===== Dataset content =====

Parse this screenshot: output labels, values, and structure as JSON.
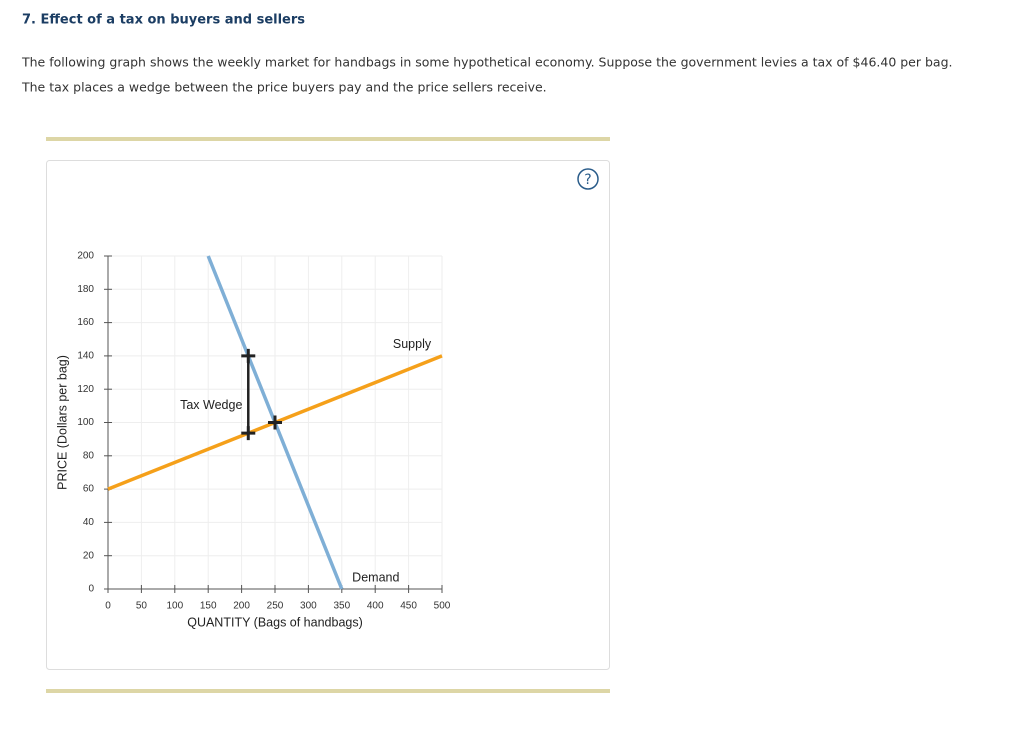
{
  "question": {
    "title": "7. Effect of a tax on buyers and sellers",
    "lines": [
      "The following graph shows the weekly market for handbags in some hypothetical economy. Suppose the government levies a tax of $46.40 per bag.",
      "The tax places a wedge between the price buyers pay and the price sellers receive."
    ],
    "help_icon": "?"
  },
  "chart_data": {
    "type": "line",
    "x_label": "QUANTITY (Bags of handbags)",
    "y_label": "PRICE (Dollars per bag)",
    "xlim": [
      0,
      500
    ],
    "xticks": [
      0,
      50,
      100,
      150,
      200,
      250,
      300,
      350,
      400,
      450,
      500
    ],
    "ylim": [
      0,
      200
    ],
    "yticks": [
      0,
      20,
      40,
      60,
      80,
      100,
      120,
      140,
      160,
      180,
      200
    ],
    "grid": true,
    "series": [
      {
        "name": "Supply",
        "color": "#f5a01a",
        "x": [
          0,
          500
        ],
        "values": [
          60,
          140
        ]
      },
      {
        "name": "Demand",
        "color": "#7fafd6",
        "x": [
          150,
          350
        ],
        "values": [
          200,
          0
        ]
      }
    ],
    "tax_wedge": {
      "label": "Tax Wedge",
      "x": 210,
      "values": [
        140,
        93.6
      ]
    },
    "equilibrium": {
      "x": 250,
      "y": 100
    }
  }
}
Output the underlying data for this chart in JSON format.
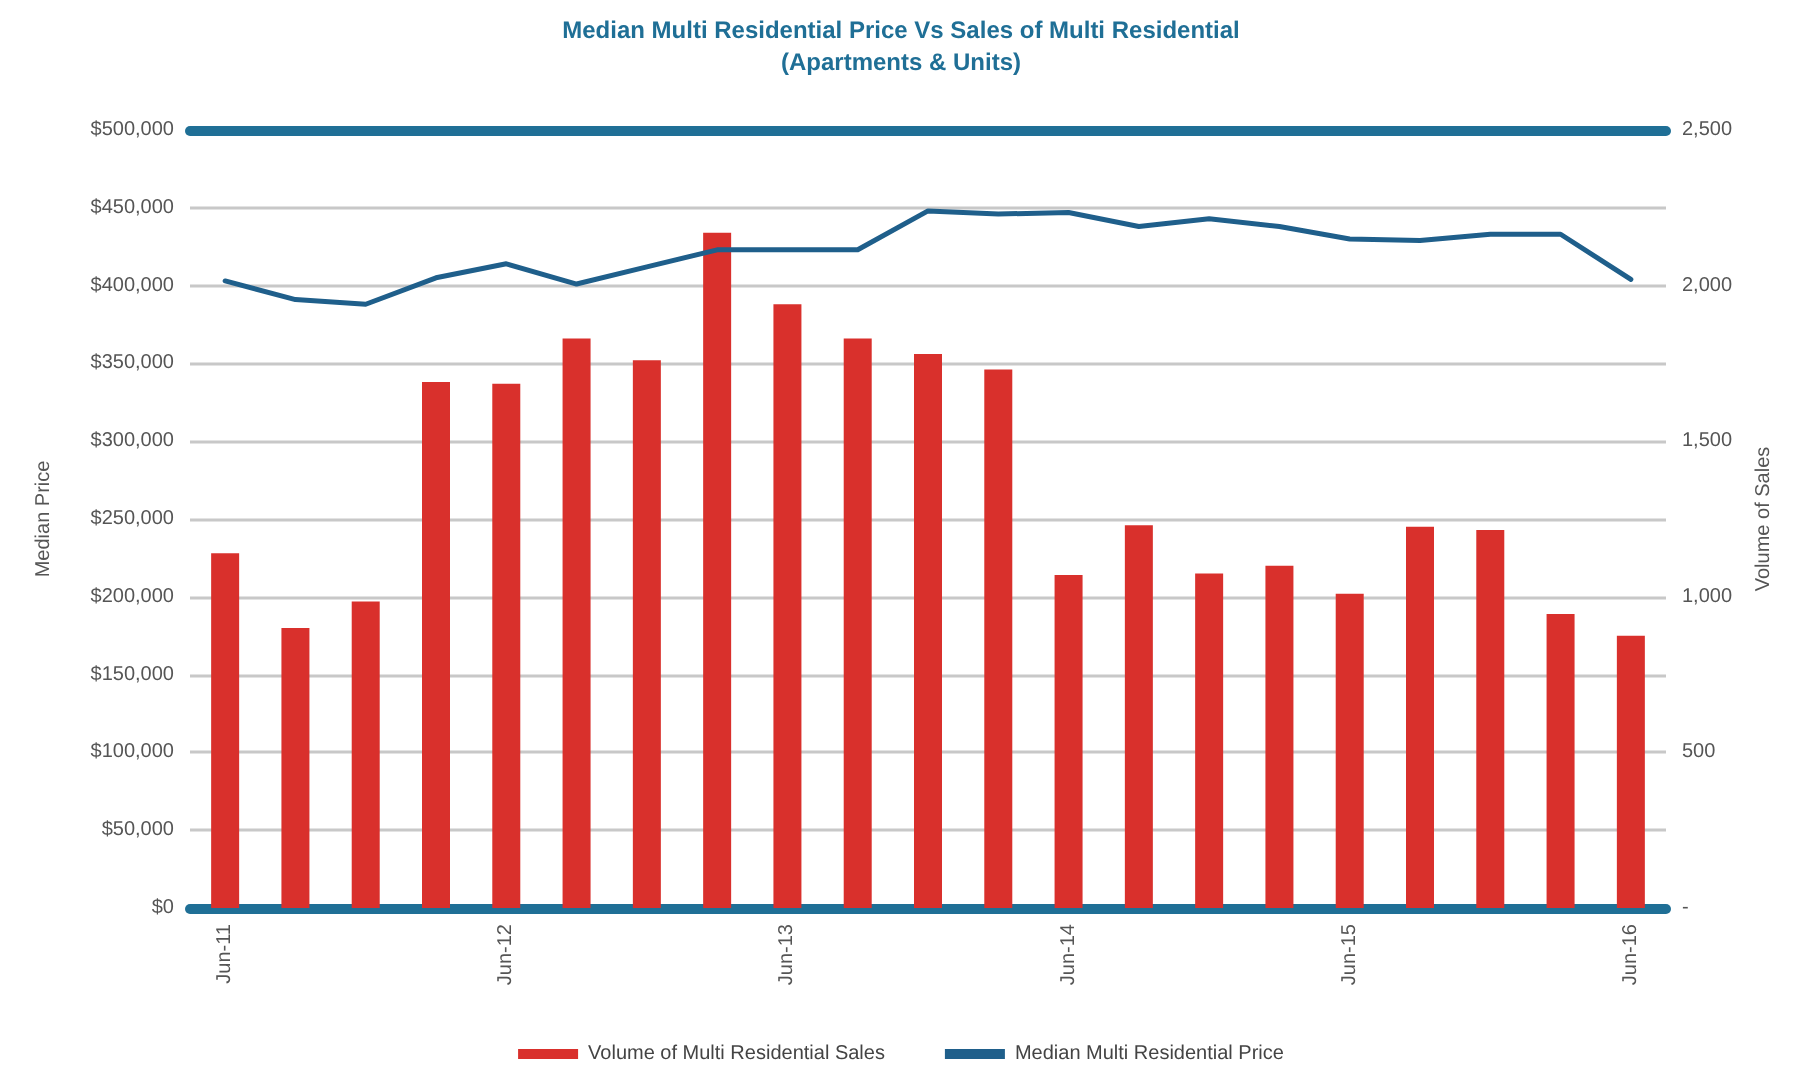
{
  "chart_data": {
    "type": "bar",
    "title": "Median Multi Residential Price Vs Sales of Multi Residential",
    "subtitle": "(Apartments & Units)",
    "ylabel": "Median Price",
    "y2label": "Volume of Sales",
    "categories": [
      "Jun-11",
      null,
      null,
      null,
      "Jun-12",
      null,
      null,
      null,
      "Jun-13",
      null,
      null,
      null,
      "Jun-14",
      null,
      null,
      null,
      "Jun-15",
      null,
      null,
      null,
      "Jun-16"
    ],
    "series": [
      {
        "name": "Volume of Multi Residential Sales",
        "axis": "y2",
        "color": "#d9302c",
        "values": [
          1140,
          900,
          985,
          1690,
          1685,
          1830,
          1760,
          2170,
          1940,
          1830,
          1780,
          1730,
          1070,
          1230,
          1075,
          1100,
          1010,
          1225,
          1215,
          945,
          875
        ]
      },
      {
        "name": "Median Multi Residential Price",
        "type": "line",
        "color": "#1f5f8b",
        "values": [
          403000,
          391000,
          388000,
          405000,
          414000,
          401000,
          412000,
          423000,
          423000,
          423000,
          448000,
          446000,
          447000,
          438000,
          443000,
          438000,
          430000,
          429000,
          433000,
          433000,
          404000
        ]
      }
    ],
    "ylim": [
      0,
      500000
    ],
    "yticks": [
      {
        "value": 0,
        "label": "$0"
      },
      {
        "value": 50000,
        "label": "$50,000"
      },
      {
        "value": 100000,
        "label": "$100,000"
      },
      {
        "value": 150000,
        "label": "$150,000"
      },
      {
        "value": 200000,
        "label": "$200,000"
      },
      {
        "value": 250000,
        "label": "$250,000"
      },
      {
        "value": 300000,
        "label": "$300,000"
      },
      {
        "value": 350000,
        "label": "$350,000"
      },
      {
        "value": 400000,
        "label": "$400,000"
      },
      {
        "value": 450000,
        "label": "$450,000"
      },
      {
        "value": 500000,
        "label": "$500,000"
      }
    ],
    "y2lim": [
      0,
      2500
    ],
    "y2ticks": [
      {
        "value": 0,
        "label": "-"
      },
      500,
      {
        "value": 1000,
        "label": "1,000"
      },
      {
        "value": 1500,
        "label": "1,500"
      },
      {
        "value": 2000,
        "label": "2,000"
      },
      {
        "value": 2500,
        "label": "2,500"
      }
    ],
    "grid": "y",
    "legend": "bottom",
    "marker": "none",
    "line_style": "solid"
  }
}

=====

__Problem to solve__. Without including any pictures, print all of the material exactly as given.

__Output__.
Parse this screenshot: output labels, values, and structure as JSON.
{
  "question": {
    "title": "7. Effect of a tax on buyers and sellers",
    "lines": [
      "The following graph shows the weekly market for handbags in some hypothetical economy. Suppose the government levies a tax of $46.40 per bag.",
      "The tax places a wedge between the price buyers pay and the price sellers receive."
    ],
    "help_icon": "?"
  },
  "chart_data": {
    "type": "line",
    "x_label": "QUANTITY (Bags of handbags)",
    "y_label": "PRICE (Dollars per bag)",
    "xlim": [
      0,
      500
    ],
    "xticks": [
      0,
      50,
      100,
      150,
      200,
      250,
      300,
      350,
      400,
      450,
      500
    ],
    "ylim": [
      0,
      200
    ],
    "yticks": [
      0,
      20,
      40,
      60,
      80,
      100,
      120,
      140,
      160,
      180,
      200
    ],
    "grid": true,
    "series": [
      {
        "name": "Supply",
        "color": "#f5a01a",
        "x": [
          0,
          500
        ],
        "values": [
          60,
          140
        ]
      },
      {
        "name": "Demand",
        "color": "#7fafd6",
        "x": [
          150,
          350
        ],
        "values": [
          200,
          0
        ]
      }
    ],
    "tax_wedge": {
      "label": "Tax Wedge",
      "x": 210,
      "values": [
        140,
        93.6
      ]
    },
    "equilibrium": {
      "x": 250,
      "y": 100
    }
  }
}
Output the underlying data for this chart in JSON format.
{
  "chart_data": {
    "type": "bar",
    "title": "Median Multi Residential Price Vs Sales of Multi Residential",
    "subtitle": "(Apartments & Units)",
    "ylabel": "Median Price",
    "y2label": "Volume of Sales",
    "categories": [
      "Jun-11",
      null,
      null,
      null,
      "Jun-12",
      null,
      null,
      null,
      "Jun-13",
      null,
      null,
      null,
      "Jun-14",
      null,
      null,
      null,
      "Jun-15",
      null,
      null,
      null,
      "Jun-16"
    ],
    "series": [
      {
        "name": "Volume of Multi Residential Sales",
        "axis": "y2",
        "color": "#d9302c",
        "values": [
          1140,
          900,
          985,
          1690,
          1685,
          1830,
          1760,
          2170,
          1940,
          1830,
          1780,
          1730,
          1070,
          1230,
          1075,
          1100,
          1010,
          1225,
          1215,
          945,
          875
        ]
      },
      {
        "name": "Median Multi Residential Price",
        "type": "line",
        "color": "#1f5f8b",
        "values": [
          403000,
          391000,
          388000,
          405000,
          414000,
          401000,
          412000,
          423000,
          423000,
          423000,
          448000,
          446000,
          447000,
          438000,
          443000,
          438000,
          430000,
          429000,
          433000,
          433000,
          404000
        ]
      }
    ],
    "ylim": [
      0,
      500000
    ],
    "yticks": [
      {
        "value": 0,
        "label": "$0"
      },
      {
        "value": 50000,
        "label": "$50,000"
      },
      {
        "value": 100000,
        "label": "$100,000"
      },
      {
        "value": 150000,
        "label": "$150,000"
      },
      {
        "value": 200000,
        "label": "$200,000"
      },
      {
        "value": 250000,
        "label": "$250,000"
      },
      {
        "value": 300000,
        "label": "$300,000"
      },
      {
        "value": 350000,
        "label": "$350,000"
      },
      {
        "value": 400000,
        "label": "$400,000"
      },
      {
        "value": 450000,
        "label": "$450,000"
      },
      {
        "value": 500000,
        "label": "$500,000"
      }
    ],
    "y2lim": [
      0,
      2500
    ],
    "y2ticks": [
      {
        "value": 0,
        "label": "-"
      },
      500,
      {
        "value": 1000,
        "label": "1,000"
      },
      {
        "value": 1500,
        "label": "1,500"
      },
      {
        "value": 2000,
        "label": "2,000"
      },
      {
        "value": 2500,
        "label": "2,500"
      }
    ],
    "grid": "y",
    "legend": "bottom",
    "marker": "none",
    "line_style": "solid"
  }
}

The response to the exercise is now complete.